== Required work ==
Copy each line below in which the word "NOVÉ" occurs.

>> start

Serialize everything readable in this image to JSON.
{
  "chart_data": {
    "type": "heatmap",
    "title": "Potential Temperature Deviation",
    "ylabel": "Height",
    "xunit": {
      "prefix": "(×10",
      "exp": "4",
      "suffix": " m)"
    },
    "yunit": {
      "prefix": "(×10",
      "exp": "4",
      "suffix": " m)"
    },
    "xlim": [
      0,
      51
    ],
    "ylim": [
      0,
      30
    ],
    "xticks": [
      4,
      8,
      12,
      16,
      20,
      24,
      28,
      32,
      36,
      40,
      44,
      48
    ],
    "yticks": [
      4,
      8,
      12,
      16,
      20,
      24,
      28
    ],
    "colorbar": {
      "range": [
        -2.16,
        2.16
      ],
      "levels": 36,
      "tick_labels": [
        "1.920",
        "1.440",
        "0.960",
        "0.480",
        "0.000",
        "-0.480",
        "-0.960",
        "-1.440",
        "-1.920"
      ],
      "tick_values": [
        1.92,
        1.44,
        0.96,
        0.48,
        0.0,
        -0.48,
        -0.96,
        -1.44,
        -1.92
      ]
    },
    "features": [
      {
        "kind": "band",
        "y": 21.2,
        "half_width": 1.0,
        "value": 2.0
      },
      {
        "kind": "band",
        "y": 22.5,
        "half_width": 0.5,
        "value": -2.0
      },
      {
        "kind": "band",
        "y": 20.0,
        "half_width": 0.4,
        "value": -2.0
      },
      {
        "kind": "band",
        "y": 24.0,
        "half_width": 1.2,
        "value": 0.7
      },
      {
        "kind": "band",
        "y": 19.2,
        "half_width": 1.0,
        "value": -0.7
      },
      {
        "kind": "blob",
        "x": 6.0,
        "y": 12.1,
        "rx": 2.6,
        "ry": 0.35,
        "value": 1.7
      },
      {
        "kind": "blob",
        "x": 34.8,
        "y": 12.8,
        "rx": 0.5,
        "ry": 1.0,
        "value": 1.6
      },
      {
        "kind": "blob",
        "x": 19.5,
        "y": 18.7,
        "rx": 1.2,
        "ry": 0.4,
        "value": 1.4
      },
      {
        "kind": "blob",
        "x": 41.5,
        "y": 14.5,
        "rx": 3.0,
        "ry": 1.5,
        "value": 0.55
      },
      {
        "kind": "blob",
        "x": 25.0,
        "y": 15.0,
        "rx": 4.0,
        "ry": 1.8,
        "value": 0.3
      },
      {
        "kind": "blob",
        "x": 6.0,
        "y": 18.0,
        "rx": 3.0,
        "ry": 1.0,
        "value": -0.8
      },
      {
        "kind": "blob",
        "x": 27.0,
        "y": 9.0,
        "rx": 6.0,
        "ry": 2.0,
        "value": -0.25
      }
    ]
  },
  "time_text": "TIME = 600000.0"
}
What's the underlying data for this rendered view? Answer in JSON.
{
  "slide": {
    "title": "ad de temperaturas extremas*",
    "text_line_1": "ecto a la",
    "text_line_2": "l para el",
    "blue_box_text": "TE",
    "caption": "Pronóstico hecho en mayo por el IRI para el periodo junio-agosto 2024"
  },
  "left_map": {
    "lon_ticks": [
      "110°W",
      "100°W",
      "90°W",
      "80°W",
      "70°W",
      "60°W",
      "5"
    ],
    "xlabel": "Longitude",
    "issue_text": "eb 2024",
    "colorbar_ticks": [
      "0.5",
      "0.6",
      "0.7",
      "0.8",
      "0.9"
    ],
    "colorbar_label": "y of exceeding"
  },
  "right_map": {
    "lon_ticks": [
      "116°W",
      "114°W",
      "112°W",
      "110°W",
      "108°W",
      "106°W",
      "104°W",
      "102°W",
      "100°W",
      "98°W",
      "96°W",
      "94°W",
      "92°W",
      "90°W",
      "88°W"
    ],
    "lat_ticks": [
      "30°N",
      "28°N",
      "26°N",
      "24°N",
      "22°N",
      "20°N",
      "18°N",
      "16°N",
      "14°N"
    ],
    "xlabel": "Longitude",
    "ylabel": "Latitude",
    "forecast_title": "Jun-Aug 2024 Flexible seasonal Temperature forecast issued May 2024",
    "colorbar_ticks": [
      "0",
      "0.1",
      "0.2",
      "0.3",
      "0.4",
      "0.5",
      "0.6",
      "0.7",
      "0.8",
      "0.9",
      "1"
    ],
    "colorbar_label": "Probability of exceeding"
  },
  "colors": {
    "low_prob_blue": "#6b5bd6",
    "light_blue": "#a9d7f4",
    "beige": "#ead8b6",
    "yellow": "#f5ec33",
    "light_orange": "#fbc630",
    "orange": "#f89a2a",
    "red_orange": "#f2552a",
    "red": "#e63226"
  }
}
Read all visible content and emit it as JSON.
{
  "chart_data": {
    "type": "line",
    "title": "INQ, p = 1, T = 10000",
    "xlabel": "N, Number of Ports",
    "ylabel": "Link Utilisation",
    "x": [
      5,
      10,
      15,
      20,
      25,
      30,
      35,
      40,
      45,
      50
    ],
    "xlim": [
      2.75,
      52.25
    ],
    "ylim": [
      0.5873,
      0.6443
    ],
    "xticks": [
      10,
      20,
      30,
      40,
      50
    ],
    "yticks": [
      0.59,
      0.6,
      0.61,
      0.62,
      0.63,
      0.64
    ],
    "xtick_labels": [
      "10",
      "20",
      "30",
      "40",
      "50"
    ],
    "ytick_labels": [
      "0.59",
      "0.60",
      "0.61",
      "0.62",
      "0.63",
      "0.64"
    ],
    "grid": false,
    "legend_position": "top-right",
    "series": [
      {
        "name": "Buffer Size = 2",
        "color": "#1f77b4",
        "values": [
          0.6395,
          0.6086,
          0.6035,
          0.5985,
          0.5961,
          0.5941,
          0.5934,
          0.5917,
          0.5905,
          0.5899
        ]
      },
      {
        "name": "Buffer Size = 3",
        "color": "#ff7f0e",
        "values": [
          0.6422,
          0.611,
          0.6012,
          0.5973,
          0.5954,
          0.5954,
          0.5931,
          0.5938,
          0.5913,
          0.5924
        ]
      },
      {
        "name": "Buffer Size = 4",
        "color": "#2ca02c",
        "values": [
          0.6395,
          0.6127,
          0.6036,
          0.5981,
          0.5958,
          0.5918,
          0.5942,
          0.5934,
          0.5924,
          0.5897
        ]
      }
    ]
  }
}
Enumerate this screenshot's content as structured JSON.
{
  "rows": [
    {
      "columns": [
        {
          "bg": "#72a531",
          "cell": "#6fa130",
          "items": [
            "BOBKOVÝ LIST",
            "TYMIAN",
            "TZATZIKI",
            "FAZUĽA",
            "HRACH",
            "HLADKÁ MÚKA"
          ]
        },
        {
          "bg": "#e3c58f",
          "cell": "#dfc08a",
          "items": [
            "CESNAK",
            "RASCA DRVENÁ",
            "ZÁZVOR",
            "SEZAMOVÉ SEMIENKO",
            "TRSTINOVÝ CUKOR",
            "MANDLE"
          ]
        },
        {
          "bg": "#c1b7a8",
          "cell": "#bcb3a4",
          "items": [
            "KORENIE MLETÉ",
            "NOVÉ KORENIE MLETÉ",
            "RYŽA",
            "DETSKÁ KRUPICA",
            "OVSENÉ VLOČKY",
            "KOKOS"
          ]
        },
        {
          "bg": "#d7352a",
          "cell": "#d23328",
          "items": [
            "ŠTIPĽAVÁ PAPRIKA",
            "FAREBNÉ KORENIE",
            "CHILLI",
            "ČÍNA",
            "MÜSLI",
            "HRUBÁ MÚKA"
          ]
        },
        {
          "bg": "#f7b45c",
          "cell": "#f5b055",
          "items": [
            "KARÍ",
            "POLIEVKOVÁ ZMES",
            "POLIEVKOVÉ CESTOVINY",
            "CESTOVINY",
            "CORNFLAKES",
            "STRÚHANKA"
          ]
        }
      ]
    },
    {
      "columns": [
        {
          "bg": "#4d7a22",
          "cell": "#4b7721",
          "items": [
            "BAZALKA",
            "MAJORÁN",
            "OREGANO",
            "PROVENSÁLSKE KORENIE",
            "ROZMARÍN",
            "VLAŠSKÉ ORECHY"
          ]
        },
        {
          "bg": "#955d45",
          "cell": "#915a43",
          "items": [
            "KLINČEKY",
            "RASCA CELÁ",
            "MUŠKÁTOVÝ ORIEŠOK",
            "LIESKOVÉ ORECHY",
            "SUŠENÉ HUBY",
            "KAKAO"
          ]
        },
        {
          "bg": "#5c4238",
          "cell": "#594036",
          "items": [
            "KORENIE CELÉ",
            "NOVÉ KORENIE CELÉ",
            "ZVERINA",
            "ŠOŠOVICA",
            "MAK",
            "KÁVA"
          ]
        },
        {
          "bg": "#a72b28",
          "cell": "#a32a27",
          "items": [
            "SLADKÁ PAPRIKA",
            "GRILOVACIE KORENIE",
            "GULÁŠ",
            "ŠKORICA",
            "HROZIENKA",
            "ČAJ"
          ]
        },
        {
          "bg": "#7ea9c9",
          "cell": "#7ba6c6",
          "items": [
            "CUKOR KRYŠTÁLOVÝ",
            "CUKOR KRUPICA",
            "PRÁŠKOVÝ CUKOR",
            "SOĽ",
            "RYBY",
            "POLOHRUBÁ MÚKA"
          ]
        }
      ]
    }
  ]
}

>> end

== Solved problem ==
            "NOVÉ KORENIE MLETÉ",
            "NOVÉ KORENIE CELÉ",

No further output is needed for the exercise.